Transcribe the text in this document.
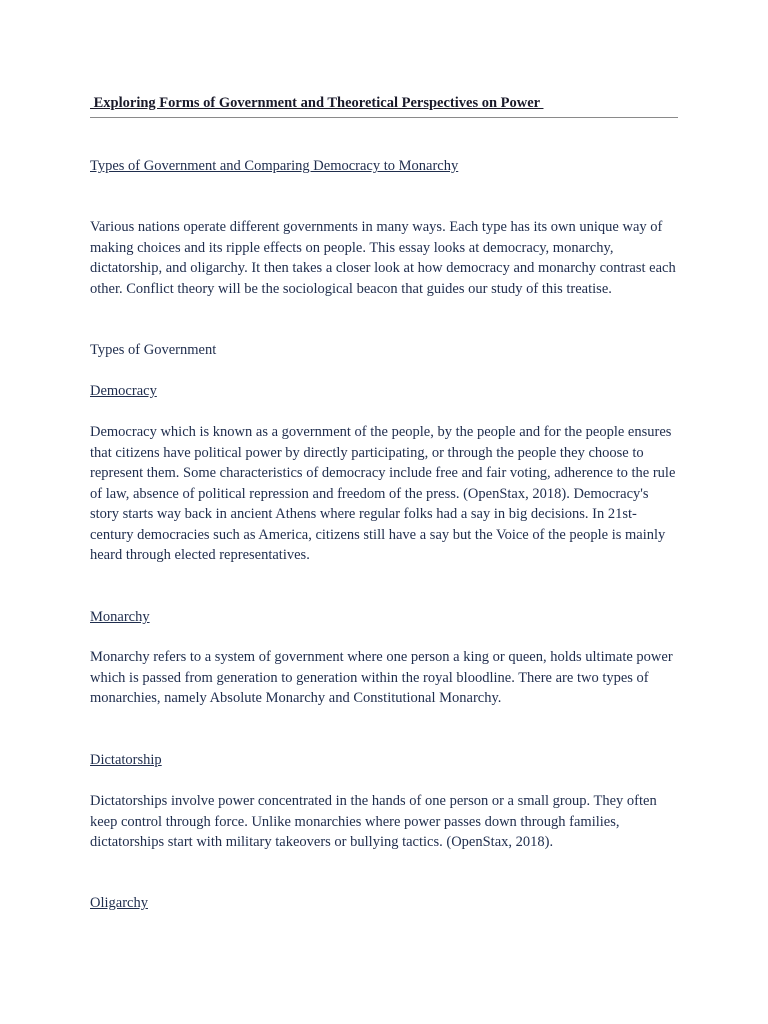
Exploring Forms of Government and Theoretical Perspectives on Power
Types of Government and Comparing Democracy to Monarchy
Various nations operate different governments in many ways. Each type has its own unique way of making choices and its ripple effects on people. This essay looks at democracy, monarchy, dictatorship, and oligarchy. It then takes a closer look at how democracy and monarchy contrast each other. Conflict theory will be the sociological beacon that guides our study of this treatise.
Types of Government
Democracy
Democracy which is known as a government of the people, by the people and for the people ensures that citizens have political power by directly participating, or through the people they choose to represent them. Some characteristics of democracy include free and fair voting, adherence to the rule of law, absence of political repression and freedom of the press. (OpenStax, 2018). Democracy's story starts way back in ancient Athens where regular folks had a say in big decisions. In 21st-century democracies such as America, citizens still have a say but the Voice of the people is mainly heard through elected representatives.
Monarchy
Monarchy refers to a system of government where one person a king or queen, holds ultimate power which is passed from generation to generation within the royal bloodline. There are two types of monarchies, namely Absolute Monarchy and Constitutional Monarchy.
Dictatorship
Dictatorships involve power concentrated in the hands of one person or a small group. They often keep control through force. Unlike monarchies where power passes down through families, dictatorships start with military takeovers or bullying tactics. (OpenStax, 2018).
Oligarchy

==

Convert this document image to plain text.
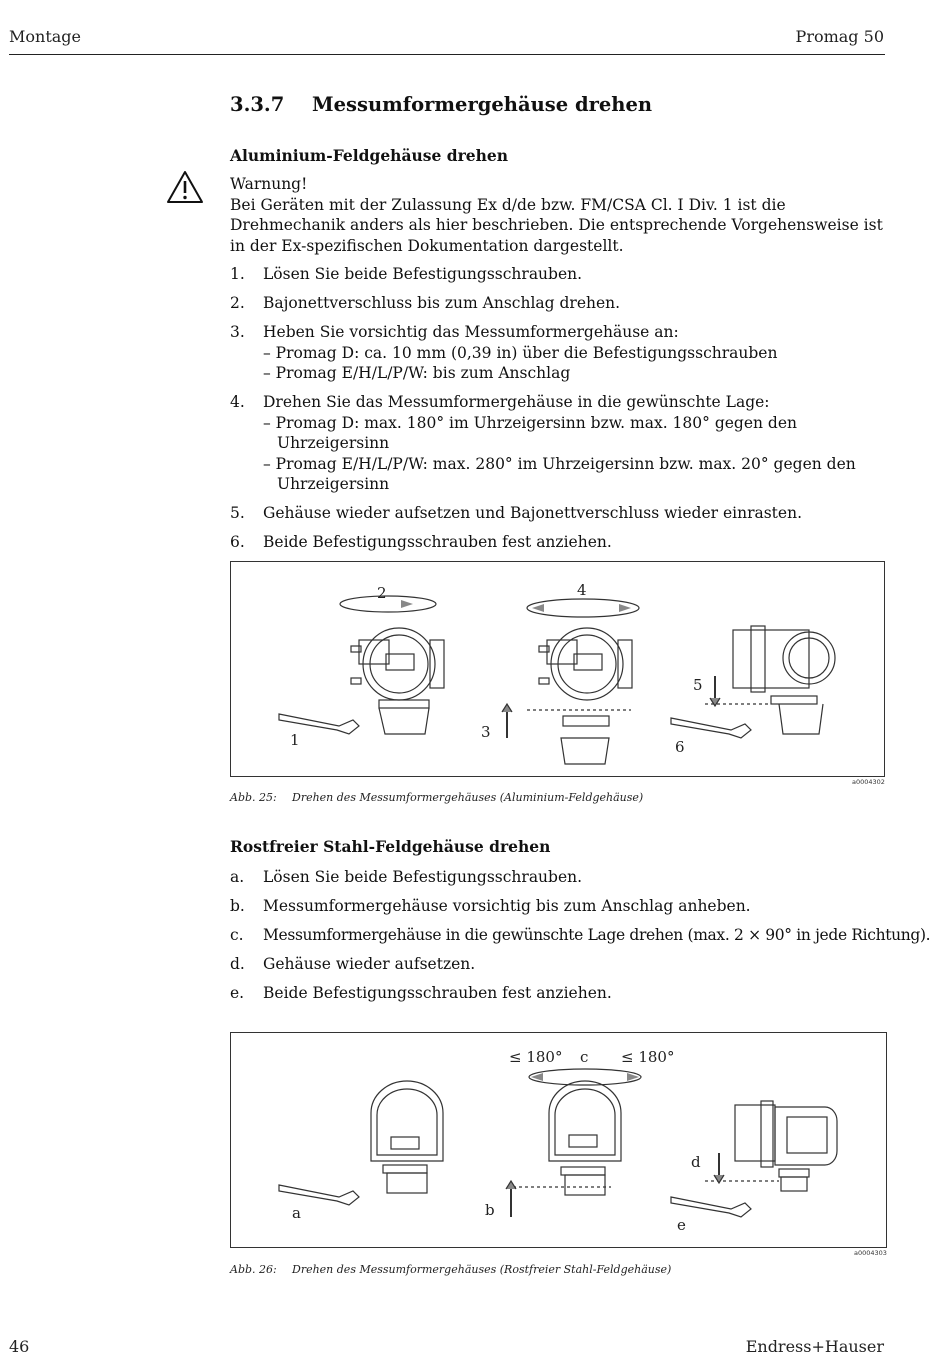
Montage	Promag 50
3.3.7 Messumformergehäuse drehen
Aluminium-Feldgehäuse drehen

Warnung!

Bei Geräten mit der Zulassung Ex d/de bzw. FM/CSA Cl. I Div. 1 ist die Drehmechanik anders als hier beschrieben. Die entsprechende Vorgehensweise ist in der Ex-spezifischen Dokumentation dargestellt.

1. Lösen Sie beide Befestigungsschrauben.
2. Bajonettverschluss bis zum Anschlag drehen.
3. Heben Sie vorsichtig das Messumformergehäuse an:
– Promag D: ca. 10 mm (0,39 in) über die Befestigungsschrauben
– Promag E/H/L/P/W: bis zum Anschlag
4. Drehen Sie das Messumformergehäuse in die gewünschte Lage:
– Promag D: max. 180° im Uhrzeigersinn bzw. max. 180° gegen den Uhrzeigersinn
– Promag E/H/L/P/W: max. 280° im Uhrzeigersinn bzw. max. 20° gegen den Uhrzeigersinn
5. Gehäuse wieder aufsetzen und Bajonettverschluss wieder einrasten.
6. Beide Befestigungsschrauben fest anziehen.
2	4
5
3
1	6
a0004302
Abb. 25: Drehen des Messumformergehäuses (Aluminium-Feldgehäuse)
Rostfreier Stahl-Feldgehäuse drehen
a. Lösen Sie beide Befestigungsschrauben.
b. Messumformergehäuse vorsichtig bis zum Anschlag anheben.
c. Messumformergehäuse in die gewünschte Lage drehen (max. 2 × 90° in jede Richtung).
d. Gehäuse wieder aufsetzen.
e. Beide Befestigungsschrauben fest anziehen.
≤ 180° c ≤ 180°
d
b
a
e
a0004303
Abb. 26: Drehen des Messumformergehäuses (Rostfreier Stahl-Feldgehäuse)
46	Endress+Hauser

→ **Exercise**: Note how many lines in the material hold the word "gegen", and give that number with nothing added.

→ **Solved problem**: 2